----- Data shown -----

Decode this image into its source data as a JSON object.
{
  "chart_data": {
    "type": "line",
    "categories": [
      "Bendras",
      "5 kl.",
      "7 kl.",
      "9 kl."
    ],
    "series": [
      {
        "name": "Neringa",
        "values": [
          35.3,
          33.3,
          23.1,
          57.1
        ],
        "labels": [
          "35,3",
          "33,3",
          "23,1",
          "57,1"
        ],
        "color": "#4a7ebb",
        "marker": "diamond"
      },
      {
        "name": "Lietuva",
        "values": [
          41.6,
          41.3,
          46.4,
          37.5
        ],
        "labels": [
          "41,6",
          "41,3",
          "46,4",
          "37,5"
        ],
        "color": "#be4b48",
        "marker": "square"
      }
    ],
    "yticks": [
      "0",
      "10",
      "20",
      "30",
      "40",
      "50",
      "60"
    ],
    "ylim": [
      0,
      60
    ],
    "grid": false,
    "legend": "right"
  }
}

-----

Stated goal: Reproduce the records above exactly as they appear.

Response:
Decode this image into its source data as a JSON object.
{
  "chart_data": {
    "type": "line",
    "categories": [
      "Bendras",
      "5 kl.",
      "7 kl.",
      "9 kl."
    ],
    "series": [
      {
        "name": "Neringa",
        "values": [
          35.3,
          33.3,
          23.1,
          57.1
        ],
        "labels": [
          "35,3",
          "33,3",
          "23,1",
          "57,1"
        ],
        "color": "#4a7ebb",
        "marker": "diamond"
      },
      {
        "name": "Lietuva",
        "values": [
          41.6,
          41.3,
          46.4,
          37.5
        ],
        "labels": [
          "41,6",
          "41,3",
          "46,4",
          "37,5"
        ],
        "color": "#be4b48",
        "marker": "square"
      }
    ],
    "yticks": [
      "0",
      "10",
      "20",
      "30",
      "40",
      "50",
      "60"
    ],
    "ylim": [
      0,
      60
    ],
    "grid": false,
    "legend": "right"
  }
}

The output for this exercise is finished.